→ WHAT IS EXPECTED
Retype the listing that follows, word for word.

+ + + + +

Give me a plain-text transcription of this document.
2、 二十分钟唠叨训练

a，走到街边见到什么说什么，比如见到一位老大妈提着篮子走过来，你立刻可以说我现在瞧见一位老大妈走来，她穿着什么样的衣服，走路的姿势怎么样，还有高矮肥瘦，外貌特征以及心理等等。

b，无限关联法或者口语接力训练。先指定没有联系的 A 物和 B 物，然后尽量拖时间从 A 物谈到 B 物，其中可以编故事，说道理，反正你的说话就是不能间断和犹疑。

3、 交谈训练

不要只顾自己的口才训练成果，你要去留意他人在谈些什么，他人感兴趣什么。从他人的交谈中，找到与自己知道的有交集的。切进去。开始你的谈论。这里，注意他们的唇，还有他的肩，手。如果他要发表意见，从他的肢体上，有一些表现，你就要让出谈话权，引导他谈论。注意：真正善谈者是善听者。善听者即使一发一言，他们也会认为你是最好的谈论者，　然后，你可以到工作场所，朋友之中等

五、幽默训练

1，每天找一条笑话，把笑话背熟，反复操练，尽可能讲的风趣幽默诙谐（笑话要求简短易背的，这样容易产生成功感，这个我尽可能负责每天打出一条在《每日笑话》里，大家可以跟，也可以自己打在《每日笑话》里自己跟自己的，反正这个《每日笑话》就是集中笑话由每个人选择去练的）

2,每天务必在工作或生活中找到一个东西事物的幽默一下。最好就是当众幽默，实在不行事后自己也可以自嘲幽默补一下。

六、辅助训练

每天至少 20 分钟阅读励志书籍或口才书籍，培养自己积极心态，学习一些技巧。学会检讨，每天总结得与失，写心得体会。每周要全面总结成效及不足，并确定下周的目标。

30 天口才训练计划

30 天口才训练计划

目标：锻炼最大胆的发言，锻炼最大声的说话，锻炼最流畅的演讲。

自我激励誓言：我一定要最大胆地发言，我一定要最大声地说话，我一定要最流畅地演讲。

+ + + + +

→ IN RESPONSE
Give me a plain-text transcription of this document.
2、 二十分钟唠叨训练

a，走到街边见到什么说什么，比如见到一位老大妈提着篮子走过来，你立刻可以说我现在瞧见一位老大妈走来，她穿着什么样的衣服，走路的姿势怎么样，还有高矮肥瘦，外貌特征以及心理等等。

b，无限关联法或者口语接力训练。先指定没有联系的 A 物和 B 物，然后尽量拖时间从 A 物谈到 B 物，其中可以编故事，说道理，反正你的说话就是不能间断和犹疑。

3、 交谈训练

不要只顾自己的口才训练成果，你要去留意他人在谈些什么，他人感兴趣什么。从他人的交谈中，找到与自己知道的有交集的。切进去。开始你的谈论。这里，注意他们的唇，还有他的肩，手。如果他要发表意见，从他的肢体上，有一些表现，你就要让出谈话权，引导他谈论。注意：真正善谈者是善听者。善听者即使一发一言，他们也会认为你是最好的谈论者，　然后，你可以到工作场所，朋友之中等

五、幽默训练

1，每天找一条笑话，把笑话背熟，反复操练，尽可能讲的风趣幽默诙谐（笑话要求简短易背的，这样容易产生成功感，这个我尽可能负责每天打出一条在《每日笑话》里，大家可以跟，也可以自己打在《每日笑话》里自己跟自己的，反正这个《每日笑话》就是集中笑话由每个人选择去练的）

2,每天务必在工作或生活中找到一个东西事物的幽默一下。最好就是当众幽默，实在不行事后自己也可以自嘲幽默补一下。

六、辅助训练

每天至少 20 分钟阅读励志书籍或口才书籍，培养自己积极心态，学习一些技巧。学会检讨，每天总结得与失，写心得体会。每周要全面总结成效及不足，并确定下周的目标。

30 天口才训练计划

30 天口才训练计划

目标：锻炼最大胆的发言，锻炼最大声的说话，锻炼最流畅的演讲。

自我激励誓言：我一定要最大胆地发言，我一定要最大声地说话，我一定要最流畅地演讲。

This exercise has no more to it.